— START OF Supplied data —

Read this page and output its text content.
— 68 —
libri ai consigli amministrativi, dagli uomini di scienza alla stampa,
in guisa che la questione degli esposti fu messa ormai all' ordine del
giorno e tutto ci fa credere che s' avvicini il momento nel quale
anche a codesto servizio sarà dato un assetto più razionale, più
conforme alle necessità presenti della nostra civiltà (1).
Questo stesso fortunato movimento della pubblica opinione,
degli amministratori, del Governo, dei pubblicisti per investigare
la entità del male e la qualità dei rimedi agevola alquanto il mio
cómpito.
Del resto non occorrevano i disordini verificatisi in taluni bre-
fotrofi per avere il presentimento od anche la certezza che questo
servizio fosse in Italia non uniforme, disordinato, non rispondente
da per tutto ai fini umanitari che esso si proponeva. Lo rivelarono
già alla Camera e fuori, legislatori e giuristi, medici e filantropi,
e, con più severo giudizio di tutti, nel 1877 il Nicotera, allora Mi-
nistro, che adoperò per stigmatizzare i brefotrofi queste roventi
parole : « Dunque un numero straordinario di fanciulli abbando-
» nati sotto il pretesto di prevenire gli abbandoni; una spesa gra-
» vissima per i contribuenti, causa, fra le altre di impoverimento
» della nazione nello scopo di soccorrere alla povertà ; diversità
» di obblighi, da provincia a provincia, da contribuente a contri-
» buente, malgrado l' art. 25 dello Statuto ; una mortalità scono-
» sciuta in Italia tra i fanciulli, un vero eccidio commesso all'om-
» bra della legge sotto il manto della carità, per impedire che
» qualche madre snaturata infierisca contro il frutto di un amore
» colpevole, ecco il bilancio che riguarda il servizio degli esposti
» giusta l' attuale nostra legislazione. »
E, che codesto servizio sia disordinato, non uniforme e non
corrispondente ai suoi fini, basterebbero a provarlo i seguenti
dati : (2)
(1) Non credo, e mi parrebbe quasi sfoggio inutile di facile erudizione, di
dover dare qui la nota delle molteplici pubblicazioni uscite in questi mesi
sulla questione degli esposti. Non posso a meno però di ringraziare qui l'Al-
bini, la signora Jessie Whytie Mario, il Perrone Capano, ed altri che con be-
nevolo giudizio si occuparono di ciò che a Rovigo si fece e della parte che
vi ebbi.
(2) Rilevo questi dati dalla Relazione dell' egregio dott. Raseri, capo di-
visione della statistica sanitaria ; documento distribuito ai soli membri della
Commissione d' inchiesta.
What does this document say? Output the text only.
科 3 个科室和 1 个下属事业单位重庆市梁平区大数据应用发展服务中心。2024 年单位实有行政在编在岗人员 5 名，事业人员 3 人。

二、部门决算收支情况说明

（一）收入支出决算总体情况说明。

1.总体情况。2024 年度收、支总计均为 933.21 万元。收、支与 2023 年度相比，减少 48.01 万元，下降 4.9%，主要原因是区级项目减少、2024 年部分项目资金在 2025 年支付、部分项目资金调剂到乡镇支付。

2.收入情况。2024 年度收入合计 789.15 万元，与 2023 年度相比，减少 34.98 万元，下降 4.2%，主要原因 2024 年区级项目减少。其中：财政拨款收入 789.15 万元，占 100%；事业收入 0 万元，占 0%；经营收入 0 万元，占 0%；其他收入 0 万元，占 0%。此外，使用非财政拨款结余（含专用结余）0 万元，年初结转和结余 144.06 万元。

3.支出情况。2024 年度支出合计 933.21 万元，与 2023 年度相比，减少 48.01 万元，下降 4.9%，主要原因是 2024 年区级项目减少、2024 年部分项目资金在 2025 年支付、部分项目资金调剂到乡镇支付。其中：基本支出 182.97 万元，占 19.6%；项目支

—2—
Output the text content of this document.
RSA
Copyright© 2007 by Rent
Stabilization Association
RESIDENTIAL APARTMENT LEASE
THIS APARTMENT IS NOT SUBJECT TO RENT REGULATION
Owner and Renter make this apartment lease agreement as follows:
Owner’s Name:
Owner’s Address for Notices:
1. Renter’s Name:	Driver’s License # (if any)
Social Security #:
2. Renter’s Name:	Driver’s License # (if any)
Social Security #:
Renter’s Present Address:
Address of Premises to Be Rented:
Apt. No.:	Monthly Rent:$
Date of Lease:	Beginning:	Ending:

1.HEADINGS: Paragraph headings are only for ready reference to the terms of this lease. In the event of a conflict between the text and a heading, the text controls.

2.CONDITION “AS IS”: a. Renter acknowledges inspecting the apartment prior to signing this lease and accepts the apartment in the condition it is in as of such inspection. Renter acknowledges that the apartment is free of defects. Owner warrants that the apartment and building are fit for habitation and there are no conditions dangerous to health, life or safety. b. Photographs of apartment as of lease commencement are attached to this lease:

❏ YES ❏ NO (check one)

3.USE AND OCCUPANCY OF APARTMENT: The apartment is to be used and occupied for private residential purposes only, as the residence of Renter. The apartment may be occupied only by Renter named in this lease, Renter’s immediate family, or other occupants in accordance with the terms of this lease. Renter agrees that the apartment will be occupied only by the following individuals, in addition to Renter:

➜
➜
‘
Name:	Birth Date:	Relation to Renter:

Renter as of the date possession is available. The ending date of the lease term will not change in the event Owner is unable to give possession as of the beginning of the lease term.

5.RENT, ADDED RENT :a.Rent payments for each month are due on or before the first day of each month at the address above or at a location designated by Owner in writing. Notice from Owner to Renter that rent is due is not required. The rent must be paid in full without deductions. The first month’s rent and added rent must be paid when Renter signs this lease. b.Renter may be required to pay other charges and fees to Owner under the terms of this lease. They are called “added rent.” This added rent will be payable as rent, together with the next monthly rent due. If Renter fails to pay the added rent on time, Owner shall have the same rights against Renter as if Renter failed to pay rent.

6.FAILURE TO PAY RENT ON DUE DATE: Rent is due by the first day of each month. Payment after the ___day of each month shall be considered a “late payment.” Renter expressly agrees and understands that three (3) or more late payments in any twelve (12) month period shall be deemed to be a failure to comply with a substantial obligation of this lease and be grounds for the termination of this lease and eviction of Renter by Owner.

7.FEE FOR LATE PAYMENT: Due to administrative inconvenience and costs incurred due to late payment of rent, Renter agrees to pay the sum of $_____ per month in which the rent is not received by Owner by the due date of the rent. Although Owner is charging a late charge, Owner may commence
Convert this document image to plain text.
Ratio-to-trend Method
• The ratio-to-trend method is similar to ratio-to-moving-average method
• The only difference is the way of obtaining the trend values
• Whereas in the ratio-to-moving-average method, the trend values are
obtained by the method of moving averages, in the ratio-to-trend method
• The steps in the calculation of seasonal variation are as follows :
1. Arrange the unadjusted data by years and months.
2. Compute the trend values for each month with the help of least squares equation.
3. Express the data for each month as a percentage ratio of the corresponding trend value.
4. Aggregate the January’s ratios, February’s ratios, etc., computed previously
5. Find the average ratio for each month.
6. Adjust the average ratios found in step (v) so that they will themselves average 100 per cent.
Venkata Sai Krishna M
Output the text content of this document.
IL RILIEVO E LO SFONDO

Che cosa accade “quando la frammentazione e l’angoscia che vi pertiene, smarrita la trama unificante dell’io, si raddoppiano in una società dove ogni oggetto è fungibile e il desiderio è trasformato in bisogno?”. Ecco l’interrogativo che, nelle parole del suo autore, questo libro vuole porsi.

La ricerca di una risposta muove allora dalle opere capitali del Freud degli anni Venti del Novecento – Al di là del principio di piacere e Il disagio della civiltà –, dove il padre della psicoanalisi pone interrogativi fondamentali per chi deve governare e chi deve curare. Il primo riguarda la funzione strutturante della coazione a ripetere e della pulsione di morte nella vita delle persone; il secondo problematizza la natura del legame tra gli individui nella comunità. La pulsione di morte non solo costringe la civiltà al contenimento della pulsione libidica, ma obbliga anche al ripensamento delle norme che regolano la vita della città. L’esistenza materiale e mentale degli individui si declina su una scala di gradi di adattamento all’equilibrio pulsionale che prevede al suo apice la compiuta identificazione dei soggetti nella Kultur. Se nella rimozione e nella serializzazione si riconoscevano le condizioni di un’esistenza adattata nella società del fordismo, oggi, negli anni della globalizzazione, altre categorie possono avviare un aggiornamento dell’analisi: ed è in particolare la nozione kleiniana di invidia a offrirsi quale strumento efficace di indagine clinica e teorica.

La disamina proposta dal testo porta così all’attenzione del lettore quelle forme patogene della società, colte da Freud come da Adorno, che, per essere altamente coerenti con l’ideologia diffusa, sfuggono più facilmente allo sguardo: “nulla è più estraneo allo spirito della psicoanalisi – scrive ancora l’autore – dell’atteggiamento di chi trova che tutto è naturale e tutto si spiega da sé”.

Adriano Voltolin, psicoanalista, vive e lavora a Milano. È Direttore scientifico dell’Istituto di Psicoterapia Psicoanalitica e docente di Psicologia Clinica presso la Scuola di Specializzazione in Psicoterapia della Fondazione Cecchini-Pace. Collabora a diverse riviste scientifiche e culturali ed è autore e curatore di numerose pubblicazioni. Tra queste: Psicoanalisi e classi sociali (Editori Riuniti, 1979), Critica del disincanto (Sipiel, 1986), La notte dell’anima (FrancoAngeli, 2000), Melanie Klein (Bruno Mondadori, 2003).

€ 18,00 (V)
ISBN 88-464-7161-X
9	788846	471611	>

— END OF Supplied data —

*Given problem*:
Extract each line holding the word "parole" from the records.

*Exercise response*:
parole : « Dunque un numero straordinario di fanciulli abbando-
Che cosa accade “quando la frammentazione e l’angoscia che vi pertiene, smarrita la trama unificante dell’io, si raddoppiano in una società dove ogni oggetto è fungibile e il desiderio è trasformato in bisogno?”. Ecco l’interrogativo che, nelle parole del suo autore, questo libro vuole porsi.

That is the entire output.